-- Start --

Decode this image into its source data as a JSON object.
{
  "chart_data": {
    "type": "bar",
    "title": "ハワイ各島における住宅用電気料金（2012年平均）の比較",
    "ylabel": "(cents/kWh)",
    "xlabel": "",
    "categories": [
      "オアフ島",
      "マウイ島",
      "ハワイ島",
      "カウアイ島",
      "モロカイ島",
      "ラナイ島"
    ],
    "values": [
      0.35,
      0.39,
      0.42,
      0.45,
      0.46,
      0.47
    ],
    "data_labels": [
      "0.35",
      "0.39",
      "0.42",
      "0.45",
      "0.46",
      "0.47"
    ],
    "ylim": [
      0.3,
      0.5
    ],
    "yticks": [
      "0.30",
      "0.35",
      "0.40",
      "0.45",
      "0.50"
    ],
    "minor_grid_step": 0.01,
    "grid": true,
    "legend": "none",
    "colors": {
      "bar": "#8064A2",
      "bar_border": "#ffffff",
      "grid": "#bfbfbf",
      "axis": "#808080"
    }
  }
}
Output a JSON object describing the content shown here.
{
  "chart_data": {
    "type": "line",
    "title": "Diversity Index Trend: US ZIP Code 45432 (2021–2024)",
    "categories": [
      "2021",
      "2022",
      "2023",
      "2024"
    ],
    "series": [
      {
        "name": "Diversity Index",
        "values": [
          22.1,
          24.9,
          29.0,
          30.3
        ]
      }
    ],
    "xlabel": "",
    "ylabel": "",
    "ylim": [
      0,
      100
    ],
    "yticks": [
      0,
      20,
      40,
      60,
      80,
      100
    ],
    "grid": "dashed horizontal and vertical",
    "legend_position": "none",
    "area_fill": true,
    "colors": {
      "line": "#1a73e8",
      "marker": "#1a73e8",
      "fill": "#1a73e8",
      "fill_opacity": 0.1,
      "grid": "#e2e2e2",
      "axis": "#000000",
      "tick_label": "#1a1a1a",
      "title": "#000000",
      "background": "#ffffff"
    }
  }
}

-- End --

*AIM OF THE EXERCISE*: Give solely the number of lines in the data that contain the string "ffffff".

*SOLUTION TO THIS TASK*: 2